=== Article ===

The Second Circuit’s reasoning in Di Maria has not been universally adopted. In United States v. Cianci, for example, the First Circuit affirmed exclusion of the defendant’s taped statements offered pursuant to Rule 803(3) based in part on an apparent lack of trustworthiness. The defendant, former Mayor of Providence, Rhode Island, had been charged with more than three dozen counts related to an alleged public corruption scandal. During the course of the investigation, the defendant spoke to an undercover agent posing as a businessman who had contacted him to request a city contract. Referring the agent to another person in his administration, the defendant stated that “[n]o one will ask you for a thing” and “[if] anybody does . . . I’ll . . . have him arrested.” The defendant argued that his statements, made during the period of time the charged conduct allegedly took place, reflected his state of mind and were admissible to prove his intolerance for corruption and his lack of criminal intent. The trial court excluded the statements, concluding that they applied at least in part to past acts of the defendant’s administration and were “to a large extent ‘self-serving’ attempts to cover tracks already made.” The court’s finding that the statements were not wholly contemporaneous with the conduct at issue was central to its determination that the statements were unreliable and should be excluded. In affirming the decision, the appellate court notes that “[s]uch observations are well-established grounds for non-admission.”
Because email is such a prevalent form of communication in our world today, it can be a great resource for establishing an individual’s intent or for challenging circumstantial evidence of a culpable state of mind. Even with the limitations imposed on admissibility pursuant to Rule 803(3), email correspondence may offer a means for explaining a client’s actions and for helping jurors construct a narrative that supports a more favorable theory of the case.

=== Entries shown ===

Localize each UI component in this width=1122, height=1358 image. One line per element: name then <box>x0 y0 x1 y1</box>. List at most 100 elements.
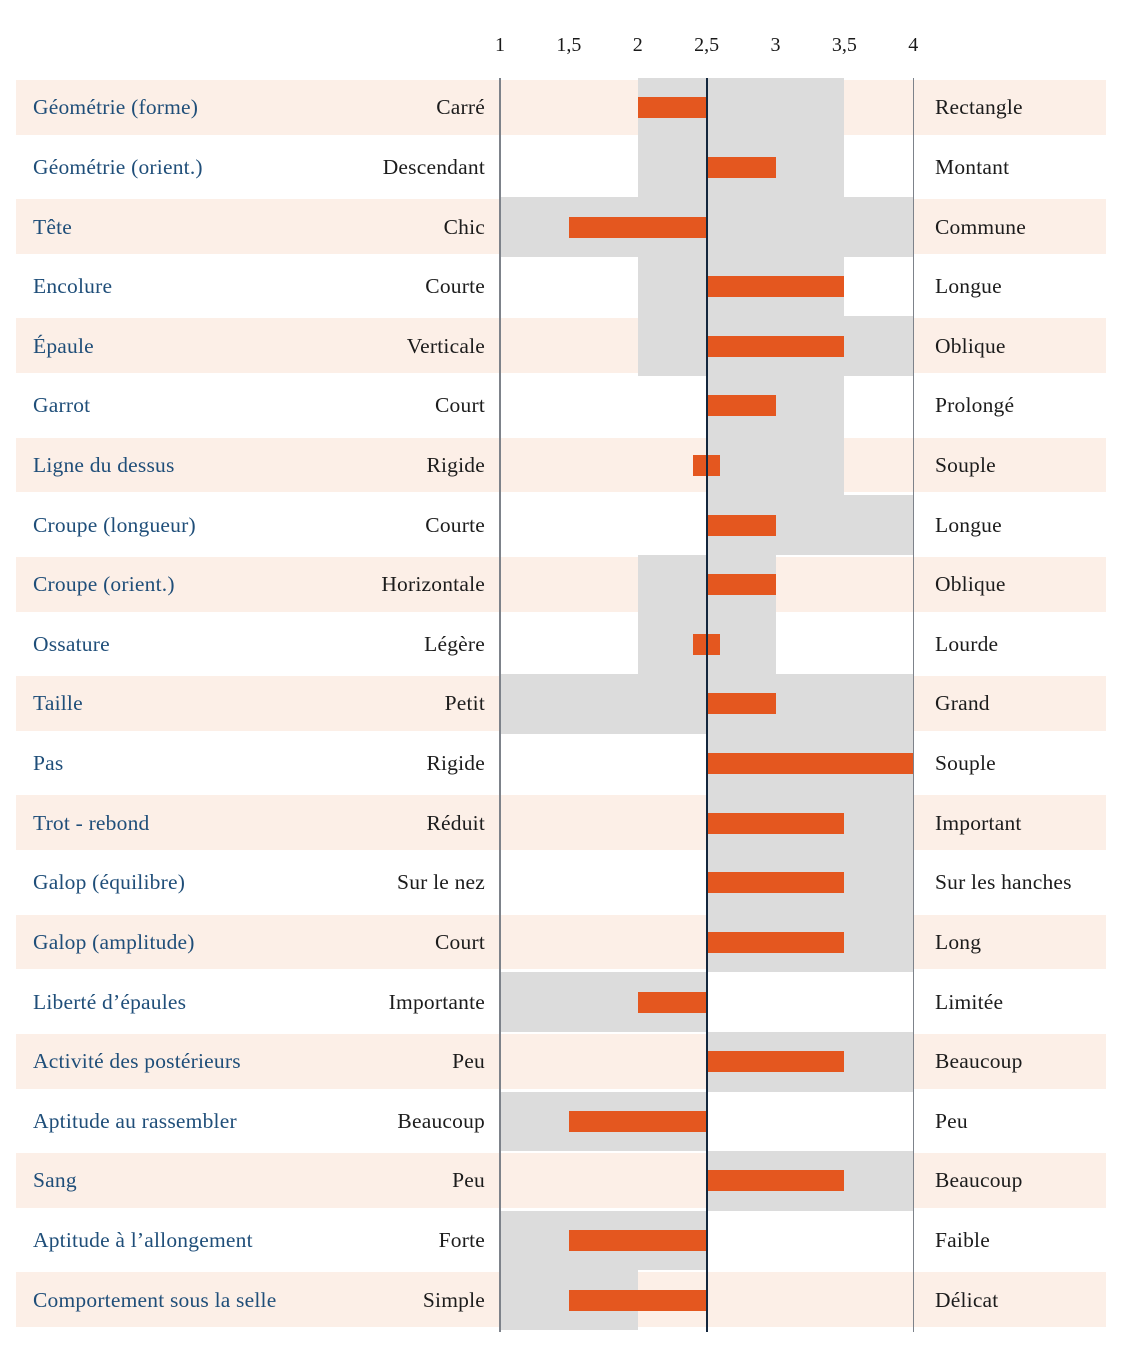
left-anchor-label: Peu <box>452 1168 485 1193</box>
left-anchor-label: Court <box>435 393 485 418</box>
right-anchor-label: Limitée <box>935 989 1004 1014</box>
right-anchor-label: Peu <box>935 1108 968 1133</box>
right-anchor-label: Souple <box>935 751 996 776</box>
axis-line-1 <box>499 78 501 1332</box>
axis-tick-label: 2,5 <box>694 34 720 56</box>
table-row: Aptitude à l’allongement Forte Faible <box>0 1210 1122 1271</box>
trait-label: Encolure <box>33 274 113 299</box>
score-bar <box>706 156 776 178</box>
axis-tick-label: 4 <box>908 34 919 56</box>
row-stripe <box>16 318 1106 374</box>
right-anchor-label: Montant <box>935 154 1010 179</box>
left-anchor-label: Simple <box>422 1287 485 1312</box>
score-bar <box>568 216 707 238</box>
trait-label: Galop (équilibre) <box>33 870 186 895</box>
left-anchor-label: Chic <box>443 214 485 239</box>
axis-line-2-5 <box>705 78 708 1332</box>
score-bar <box>706 574 776 596</box>
trait-label: Trot - rebond <box>33 810 150 835</box>
left-anchor-label: Descendant <box>382 154 485 179</box>
trait-label: Aptitude à l’allongement <box>33 1228 253 1253</box>
table-row: Ossature Légère Lourde <box>0 614 1122 675</box>
trait-label: Comportement sous la selle <box>33 1287 277 1312</box>
table-row: Galop (équilibre) Sur le nez Sur les hanch… <box>0 853 1122 913</box>
score-bar <box>706 276 845 298</box>
score-bar <box>706 931 845 953</box>
table-row: Encolure Courte Longue <box>0 256 1122 317</box>
table-row: Trot - rebond Réduit Important <box>0 793 1122 854</box>
row-stripe <box>16 437 1106 493</box>
table-row: Activité des postérieurs Peu Beaucoup <box>0 1031 1122 1092</box>
table-row: Aptitude au rassembler Beaucoup Peu <box>0 1091 1122 1152</box>
score-bar <box>706 693 776 715</box>
score-bar <box>706 1170 845 1192</box>
trait-label: Aptitude au rassembler <box>33 1108 237 1133</box>
left-anchor-label: Rigide <box>426 751 485 776</box>
row-stripe <box>16 556 1106 612</box>
left-anchor-label: Beaucoup <box>397 1108 485 1133</box>
trait-label: Activité des postérieurs <box>33 1049 241 1074</box>
score-bar <box>637 991 707 1013</box>
right-anchor-label: Commune <box>935 214 1026 239</box>
row-stripe <box>16 1033 1106 1089</box>
range-band <box>706 435 845 496</box>
right-anchor-label: Sur les hanches <box>935 870 1072 895</box>
score-bar <box>568 1230 707 1252</box>
right-anchor-label: Lourde <box>935 631 999 656</box>
score-bar <box>706 335 845 357</box>
trait-label: Sang <box>33 1168 77 1193</box>
trait-label: Croupe (longueur) <box>33 512 196 537</box>
trait-label: Garrot <box>33 393 91 418</box>
table-row: Pas Rigide Souple <box>0 733 1122 794</box>
score-bar <box>637 97 707 119</box>
right-anchor-label: Important <box>935 810 1022 835</box>
trait-label: Pas <box>33 751 64 776</box>
trait-label: Taille <box>33 691 83 716</box>
trait-label: Croupe (orient.) <box>33 572 175 597</box>
table-row: Géométrie (orient.) Descendant Montant <box>0 137 1122 198</box>
left-anchor-label: Rigide <box>426 453 485 478</box>
right-anchor-label: Long <box>935 929 982 954</box>
trait-label: Ossature <box>33 631 110 656</box>
table-row: Sang Peu Beaucoup <box>0 1151 1122 1211</box>
table-row: Liberté d’épaules Importante Limitée <box>0 972 1122 1032</box>
score-bar <box>706 872 845 894</box>
row-stripe <box>16 1153 1106 1208</box>
right-anchor-label: Oblique <box>935 333 1006 358</box>
left-anchor-label: Légère <box>424 631 485 656</box>
right-anchor-label: Délicat <box>935 1287 999 1312</box>
axis-tick-label: 1 <box>495 34 505 56</box>
left-anchor-label: Court <box>435 929 485 954</box>
left-anchor-label: Horizontale <box>381 572 485 597</box>
axis-tick-label: 1,5 <box>556 34 582 56</box>
table-row: Taille Petit Grand <box>0 674 1122 734</box>
right-anchor-label: Prolongé <box>935 393 1015 418</box>
left-anchor-label: Réduit <box>426 810 485 835</box>
right-anchor-label: Oblique <box>935 572 1006 597</box>
trait-label: Galop (amplitude) <box>33 929 195 954</box>
table-row: Ligne du dessus Rigide Souple <box>0 435 1122 496</box>
left-anchor-label: Carré <box>436 95 485 120</box>
table-row: Géométrie (forme) Carré Rectangle <box>0 78 1122 138</box>
row-stripe <box>16 914 1106 970</box>
table-row: Garrot Court Prolongé <box>0 376 1122 436</box>
trait-label: Liberté d’épaules <box>33 989 187 1014</box>
table-row: Épaule Verticale Oblique <box>0 316 1122 377</box>
score-bar <box>706 812 845 834</box>
score-bar <box>568 1110 707 1132</box>
axis-tick-label: 3,5 <box>831 34 857 56</box>
right-anchor-label: Beaucoup <box>935 1049 1023 1074</box>
left-anchor-label: Petit <box>444 691 485 716</box>
trait-label: Ligne du dessus <box>33 453 175 478</box>
left-anchor-label: Sur le nez <box>397 870 485 895</box>
left-anchor-label: Importante <box>388 989 485 1014</box>
right-anchor-label: Souple <box>935 453 996 478</box>
left-anchor-label: Verticale <box>406 333 485 358</box>
table-row: Croupe (longueur) Courte Longue <box>0 495 1122 555</box>
score-bar <box>706 514 776 536</box>
right-anchor-label: Longue <box>935 274 1002 299</box>
left-anchor-label: Courte <box>425 274 485 299</box>
right-anchor-label: Beaucoup <box>935 1168 1023 1193</box>
score-bar <box>706 395 776 417</box>
right-anchor-label: Grand <box>935 691 990 716</box>
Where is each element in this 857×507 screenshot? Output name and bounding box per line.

===

== What to work on ==
Transcribe the part of the passage on the hearsay exception for state of mind that opens with the words containing "Because email is" and closes with "of the case.".

== Task result ==
Because email is such a prevalent form of communication in our world today, it can be a great resource for establishing an individual’s intent or for challenging circumstantial evidence of a culpable state of mind. Even with the limitations imposed on admissibility pursuant to Rule 803(3), email correspondence may offer a means for explaining a client’s actions and for helping jurors construct a narrative that supports a more favorable theory of the case.